Records about charts and figures
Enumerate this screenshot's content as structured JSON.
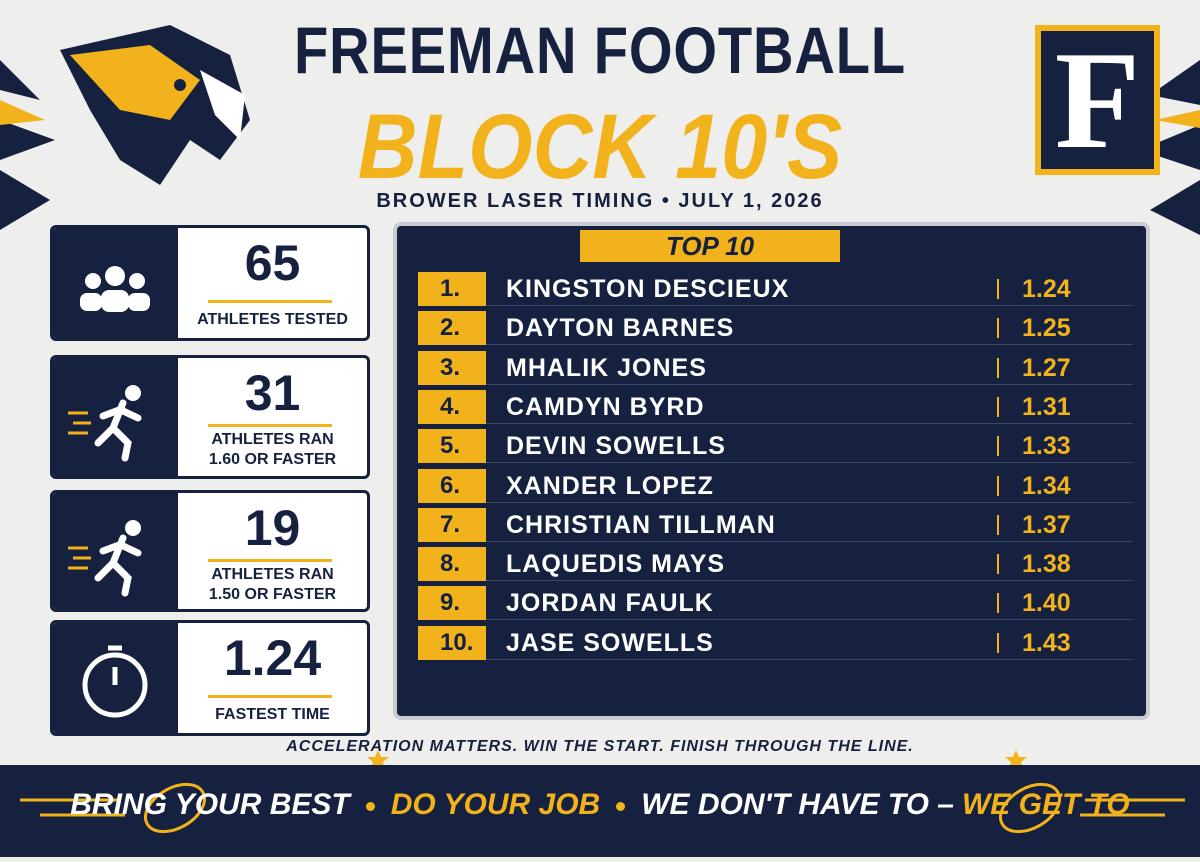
{
  "header": {
    "title": "FREEMAN FOOTBALL",
    "subtitle": "BLOCK 10'S",
    "event": "BROWER LASER TIMING • JULY 1, 2026",
    "logo_letter": "F"
  },
  "stats": [
    {
      "value": "65",
      "label": [
        "ATHLETES TESTED"
      ],
      "icon": "people"
    },
    {
      "value": "31",
      "label": [
        "ATHLETES RAN",
        "1.60 OR FASTER"
      ],
      "icon": "runner"
    },
    {
      "value": "19",
      "label": [
        "ATHLETES RAN",
        "1.50 OR FASTER"
      ],
      "icon": "runner"
    },
    {
      "value": "1.24",
      "label": [
        "FASTEST TIME"
      ],
      "icon": "watch"
    }
  ],
  "leaderboard": {
    "title": "TOP 10",
    "rows": [
      [
        "1.",
        "KINGSTON DESCIEUX",
        "1.24"
      ],
      [
        "2.",
        "DAYTON BARNES",
        "1.25"
      ],
      [
        "3.",
        "MHALIK JONES",
        "1.27"
      ],
      [
        "4.",
        "CAMDYN BYRD",
        "1.31"
      ],
      [
        "5.",
        "DEVIN SOWELLS",
        "1.33"
      ],
      [
        "6.",
        "XANDER LOPEZ",
        "1.34"
      ],
      [
        "7.",
        "CHRISTIAN TILLMAN",
        "1.37"
      ],
      [
        "8.",
        "LAQUEDIS MAYS",
        "1.38"
      ],
      [
        "9.",
        "JORDAN FAULK",
        "1.40"
      ],
      [
        "10.",
        "JASE SOWELLS",
        "1.43"
      ]
    ]
  },
  "tagline": "ACCELERATION MATTERS. WIN THE START. FINISH THROUGH THE LINE.",
  "footer": {
    "phrases": [
      "BRING YOUR BEST",
      "DO YOUR JOB",
      "WE DON'T HAVE TO –"
    ],
    "highlight": "WE GET TO"
  }
}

» What you are asked to do: The records above need to be given again exactly. Omit the pictures.

» Result below:
Enumerate this screenshot's content as structured JSON.
{
  "header": {
    "title": "FREEMAN FOOTBALL",
    "subtitle": "BLOCK 10'S",
    "event": "BROWER LASER TIMING • JULY 1, 2026",
    "logo_letter": "F"
  },
  "stats": [
    {
      "value": "65",
      "label": [
        "ATHLETES TESTED"
      ],
      "icon": "people"
    },
    {
      "value": "31",
      "label": [
        "ATHLETES RAN",
        "1.60 OR FASTER"
      ],
      "icon": "runner"
    },
    {
      "value": "19",
      "label": [
        "ATHLETES RAN",
        "1.50 OR FASTER"
      ],
      "icon": "runner"
    },
    {
      "value": "1.24",
      "label": [
        "FASTEST TIME"
      ],
      "icon": "watch"
    }
  ],
  "leaderboard": {
    "title": "TOP 10",
    "rows": [
      [
        "1.",
        "KINGSTON DESCIEUX",
        "1.24"
      ],
      [
        "2.",
        "DAYTON BARNES",
        "1.25"
      ],
      [
        "3.",
        "MHALIK JONES",
        "1.27"
      ],
      [
        "4.",
        "CAMDYN BYRD",
        "1.31"
      ],
      [
        "5.",
        "DEVIN SOWELLS",
        "1.33"
      ],
      [
        "6.",
        "XANDER LOPEZ",
        "1.34"
      ],
      [
        "7.",
        "CHRISTIAN TILLMAN",
        "1.37"
      ],
      [
        "8.",
        "LAQUEDIS MAYS",
        "1.38"
      ],
      [
        "9.",
        "JORDAN FAULK",
        "1.40"
      ],
      [
        "10.",
        "JASE SOWELLS",
        "1.43"
      ]
    ]
  },
  "tagline": "ACCELERATION MATTERS. WIN THE START. FINISH THROUGH THE LINE.",
  "footer": {
    "phrases": [
      "BRING YOUR BEST",
      "DO YOUR JOB",
      "WE DON'T HAVE TO –"
    ],
    "highlight": "WE GET TO"
  }
}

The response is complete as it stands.